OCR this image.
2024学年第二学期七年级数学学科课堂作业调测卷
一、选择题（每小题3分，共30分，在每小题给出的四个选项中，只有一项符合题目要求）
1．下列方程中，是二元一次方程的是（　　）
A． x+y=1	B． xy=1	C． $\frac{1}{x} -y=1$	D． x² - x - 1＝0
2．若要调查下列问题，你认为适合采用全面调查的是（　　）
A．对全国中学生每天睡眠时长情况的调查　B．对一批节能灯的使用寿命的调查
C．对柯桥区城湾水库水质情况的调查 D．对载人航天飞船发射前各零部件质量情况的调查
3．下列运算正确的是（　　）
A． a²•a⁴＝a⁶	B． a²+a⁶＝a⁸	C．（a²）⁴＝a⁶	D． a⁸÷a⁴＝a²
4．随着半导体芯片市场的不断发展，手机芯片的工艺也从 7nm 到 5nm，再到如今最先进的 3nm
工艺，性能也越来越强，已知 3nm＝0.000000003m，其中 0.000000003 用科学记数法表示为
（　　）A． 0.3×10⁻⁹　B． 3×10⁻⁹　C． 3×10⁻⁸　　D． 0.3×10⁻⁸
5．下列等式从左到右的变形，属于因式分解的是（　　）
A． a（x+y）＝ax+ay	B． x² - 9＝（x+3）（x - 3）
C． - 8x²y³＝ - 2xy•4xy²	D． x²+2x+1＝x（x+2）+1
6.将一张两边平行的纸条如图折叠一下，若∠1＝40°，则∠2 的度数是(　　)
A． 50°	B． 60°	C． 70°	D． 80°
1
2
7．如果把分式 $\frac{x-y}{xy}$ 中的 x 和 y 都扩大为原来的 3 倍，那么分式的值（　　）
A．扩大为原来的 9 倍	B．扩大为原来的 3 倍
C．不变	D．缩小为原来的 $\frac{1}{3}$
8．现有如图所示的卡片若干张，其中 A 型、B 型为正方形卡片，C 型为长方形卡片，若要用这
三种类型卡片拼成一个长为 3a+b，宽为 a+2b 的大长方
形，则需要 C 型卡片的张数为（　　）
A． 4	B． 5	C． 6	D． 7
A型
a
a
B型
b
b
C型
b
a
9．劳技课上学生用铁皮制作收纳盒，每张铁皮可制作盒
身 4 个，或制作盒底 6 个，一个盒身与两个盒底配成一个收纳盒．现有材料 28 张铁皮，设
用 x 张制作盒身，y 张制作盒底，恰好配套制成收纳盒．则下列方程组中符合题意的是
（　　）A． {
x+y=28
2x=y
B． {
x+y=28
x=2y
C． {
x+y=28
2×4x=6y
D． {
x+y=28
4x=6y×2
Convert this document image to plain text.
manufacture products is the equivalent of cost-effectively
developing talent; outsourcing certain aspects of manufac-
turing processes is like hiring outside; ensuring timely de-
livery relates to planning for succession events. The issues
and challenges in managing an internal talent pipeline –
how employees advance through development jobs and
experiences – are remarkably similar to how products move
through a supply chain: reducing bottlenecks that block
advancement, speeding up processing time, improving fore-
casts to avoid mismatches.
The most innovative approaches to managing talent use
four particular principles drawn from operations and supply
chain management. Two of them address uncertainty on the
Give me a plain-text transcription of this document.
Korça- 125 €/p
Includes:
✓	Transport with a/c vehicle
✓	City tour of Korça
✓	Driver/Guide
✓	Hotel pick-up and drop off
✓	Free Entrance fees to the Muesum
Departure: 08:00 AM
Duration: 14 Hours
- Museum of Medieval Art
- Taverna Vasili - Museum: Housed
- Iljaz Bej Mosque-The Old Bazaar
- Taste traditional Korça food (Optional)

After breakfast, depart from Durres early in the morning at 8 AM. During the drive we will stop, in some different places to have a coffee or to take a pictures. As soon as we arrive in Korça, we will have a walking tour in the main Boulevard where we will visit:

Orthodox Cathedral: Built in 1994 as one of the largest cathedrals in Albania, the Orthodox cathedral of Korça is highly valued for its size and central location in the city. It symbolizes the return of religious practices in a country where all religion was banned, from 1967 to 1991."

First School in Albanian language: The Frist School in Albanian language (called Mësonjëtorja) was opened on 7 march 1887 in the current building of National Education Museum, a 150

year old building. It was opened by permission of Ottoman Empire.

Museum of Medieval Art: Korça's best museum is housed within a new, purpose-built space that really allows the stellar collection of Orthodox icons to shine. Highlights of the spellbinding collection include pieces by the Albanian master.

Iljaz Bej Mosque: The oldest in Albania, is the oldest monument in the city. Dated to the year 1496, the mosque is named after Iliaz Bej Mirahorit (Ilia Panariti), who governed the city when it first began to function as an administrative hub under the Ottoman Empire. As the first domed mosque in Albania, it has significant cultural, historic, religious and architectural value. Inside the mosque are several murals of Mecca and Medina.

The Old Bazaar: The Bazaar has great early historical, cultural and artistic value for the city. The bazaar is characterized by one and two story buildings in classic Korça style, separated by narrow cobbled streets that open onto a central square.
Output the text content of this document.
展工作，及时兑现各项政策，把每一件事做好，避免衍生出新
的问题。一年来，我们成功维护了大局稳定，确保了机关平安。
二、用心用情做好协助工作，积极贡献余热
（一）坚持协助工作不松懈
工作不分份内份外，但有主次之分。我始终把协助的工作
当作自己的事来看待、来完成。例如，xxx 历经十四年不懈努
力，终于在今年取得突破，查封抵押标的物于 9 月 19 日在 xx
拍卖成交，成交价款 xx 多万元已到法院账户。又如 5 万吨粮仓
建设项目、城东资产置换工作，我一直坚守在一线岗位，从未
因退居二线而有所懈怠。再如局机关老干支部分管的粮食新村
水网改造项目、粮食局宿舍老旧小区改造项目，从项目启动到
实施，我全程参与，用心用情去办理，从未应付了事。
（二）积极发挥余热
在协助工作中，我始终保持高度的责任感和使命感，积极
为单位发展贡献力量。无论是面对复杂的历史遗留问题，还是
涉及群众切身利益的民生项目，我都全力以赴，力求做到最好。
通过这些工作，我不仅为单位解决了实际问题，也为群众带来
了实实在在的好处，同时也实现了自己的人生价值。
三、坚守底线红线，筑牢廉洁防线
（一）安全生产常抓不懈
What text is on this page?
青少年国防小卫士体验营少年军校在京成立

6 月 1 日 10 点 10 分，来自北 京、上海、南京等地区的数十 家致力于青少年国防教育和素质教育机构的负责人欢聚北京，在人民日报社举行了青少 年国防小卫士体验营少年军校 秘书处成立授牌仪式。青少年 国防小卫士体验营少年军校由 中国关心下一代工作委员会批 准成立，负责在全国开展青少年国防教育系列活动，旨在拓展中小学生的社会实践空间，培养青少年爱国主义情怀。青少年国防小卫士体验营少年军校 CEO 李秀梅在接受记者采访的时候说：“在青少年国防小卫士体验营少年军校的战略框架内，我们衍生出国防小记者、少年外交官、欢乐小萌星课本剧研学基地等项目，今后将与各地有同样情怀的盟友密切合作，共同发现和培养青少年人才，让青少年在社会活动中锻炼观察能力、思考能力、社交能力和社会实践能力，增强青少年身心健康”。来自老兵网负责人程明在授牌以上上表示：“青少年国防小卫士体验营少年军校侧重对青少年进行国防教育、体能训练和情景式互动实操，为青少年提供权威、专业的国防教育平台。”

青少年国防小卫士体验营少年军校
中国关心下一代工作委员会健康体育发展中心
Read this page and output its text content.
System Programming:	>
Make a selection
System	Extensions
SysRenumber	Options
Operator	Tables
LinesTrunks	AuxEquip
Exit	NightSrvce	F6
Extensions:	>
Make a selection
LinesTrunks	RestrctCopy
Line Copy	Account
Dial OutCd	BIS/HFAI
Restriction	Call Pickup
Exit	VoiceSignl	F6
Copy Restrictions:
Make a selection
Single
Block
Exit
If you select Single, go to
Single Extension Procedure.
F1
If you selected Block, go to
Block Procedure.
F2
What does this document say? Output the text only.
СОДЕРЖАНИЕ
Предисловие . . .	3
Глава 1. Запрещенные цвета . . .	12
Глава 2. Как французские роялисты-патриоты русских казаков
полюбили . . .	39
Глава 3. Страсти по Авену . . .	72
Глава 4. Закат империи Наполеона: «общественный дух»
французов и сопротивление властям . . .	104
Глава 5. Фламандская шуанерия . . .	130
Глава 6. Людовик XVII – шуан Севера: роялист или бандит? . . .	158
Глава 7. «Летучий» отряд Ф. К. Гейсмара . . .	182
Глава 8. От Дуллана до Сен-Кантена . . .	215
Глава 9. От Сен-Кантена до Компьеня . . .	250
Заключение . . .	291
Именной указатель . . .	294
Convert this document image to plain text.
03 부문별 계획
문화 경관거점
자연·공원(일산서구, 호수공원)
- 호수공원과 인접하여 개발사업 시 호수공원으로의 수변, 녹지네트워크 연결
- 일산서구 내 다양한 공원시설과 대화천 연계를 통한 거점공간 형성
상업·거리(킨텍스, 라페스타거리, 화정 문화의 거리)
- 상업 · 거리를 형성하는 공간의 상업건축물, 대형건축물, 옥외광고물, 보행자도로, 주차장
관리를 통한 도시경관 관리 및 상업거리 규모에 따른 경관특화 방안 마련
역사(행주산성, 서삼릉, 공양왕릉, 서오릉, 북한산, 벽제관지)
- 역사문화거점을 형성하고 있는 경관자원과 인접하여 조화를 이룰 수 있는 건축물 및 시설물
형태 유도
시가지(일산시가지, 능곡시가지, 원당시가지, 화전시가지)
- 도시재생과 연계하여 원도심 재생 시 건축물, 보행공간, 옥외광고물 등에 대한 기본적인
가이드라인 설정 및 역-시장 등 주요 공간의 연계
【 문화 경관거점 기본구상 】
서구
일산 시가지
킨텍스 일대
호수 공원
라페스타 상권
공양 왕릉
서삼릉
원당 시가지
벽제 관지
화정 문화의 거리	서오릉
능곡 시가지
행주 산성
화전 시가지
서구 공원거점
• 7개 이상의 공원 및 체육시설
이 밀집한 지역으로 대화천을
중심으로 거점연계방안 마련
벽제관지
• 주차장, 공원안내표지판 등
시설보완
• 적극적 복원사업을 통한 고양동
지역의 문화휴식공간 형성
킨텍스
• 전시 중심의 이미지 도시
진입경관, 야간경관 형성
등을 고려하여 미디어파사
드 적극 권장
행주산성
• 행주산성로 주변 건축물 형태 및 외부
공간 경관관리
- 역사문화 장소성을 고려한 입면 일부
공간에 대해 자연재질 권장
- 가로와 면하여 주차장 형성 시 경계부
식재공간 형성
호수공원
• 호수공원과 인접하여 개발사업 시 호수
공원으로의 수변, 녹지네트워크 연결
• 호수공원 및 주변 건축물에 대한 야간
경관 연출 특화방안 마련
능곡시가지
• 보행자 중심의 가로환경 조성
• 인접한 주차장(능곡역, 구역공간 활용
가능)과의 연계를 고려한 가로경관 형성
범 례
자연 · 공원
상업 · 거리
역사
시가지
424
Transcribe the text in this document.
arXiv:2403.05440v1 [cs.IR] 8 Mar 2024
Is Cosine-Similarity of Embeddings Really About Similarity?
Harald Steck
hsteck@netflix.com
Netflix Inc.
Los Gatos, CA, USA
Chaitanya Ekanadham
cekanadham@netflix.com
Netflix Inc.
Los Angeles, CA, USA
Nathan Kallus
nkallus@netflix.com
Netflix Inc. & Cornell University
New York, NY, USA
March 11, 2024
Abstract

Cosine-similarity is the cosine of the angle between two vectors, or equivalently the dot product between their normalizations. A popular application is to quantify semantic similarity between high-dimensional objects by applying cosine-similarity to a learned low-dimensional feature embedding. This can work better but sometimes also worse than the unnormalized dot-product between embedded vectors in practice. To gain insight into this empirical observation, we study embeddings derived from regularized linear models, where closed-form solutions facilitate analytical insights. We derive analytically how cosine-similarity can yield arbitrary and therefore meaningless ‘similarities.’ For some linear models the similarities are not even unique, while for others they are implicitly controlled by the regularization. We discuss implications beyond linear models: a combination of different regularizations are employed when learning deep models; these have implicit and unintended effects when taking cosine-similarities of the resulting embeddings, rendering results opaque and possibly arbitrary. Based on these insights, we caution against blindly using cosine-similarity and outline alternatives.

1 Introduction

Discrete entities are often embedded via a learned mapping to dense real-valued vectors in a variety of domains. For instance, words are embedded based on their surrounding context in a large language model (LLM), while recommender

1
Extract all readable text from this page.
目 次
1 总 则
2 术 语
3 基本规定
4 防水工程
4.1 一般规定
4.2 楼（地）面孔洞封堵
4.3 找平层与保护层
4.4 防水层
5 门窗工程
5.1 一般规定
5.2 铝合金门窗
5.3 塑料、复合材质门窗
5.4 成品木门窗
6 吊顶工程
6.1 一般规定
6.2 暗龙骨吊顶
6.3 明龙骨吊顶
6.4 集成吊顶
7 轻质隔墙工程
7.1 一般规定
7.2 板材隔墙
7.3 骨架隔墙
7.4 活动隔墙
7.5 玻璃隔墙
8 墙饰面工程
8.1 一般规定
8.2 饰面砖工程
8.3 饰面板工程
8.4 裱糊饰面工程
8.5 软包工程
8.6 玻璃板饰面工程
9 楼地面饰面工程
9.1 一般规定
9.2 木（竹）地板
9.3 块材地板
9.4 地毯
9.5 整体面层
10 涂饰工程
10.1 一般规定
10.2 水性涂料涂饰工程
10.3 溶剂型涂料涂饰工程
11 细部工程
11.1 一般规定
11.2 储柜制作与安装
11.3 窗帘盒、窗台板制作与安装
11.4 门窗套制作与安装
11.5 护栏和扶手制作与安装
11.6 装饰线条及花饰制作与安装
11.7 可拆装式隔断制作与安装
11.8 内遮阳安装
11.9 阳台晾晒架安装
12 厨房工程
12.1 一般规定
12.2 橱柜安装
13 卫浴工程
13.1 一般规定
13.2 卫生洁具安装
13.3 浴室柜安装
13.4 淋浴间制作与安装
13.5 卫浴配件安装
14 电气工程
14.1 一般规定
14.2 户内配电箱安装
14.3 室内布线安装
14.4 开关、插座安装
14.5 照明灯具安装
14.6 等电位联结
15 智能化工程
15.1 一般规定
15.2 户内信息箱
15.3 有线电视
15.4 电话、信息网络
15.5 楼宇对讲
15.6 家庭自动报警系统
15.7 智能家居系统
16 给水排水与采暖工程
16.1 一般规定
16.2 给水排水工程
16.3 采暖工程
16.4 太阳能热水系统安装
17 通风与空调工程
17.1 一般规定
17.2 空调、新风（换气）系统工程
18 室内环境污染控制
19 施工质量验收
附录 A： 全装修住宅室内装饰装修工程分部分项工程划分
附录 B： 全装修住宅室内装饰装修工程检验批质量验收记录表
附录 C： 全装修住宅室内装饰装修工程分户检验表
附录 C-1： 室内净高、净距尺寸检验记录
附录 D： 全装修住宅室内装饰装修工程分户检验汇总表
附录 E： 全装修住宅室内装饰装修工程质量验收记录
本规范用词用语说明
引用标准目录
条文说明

____________

■ **Task statement**
In the entries above, find each line with the string "Empire" and copy it.

■ **Full solution**
year old building. It was opened by permission of Ottoman Empire.
Iljaz Bej Mosque: The oldest in Albania, is the oldest monument in the city. Dated to the year 1496, the mosque is named after Iliaz Bej Mirahorit (Ilia Panariti), who governed the city when it first began to function as an administrative hub under the Ottoman Empire. As the first domed mosque in Albania, it has significant cultural, historic, religious and architectural value. Inside the mosque are several murals of Mecca and Medina.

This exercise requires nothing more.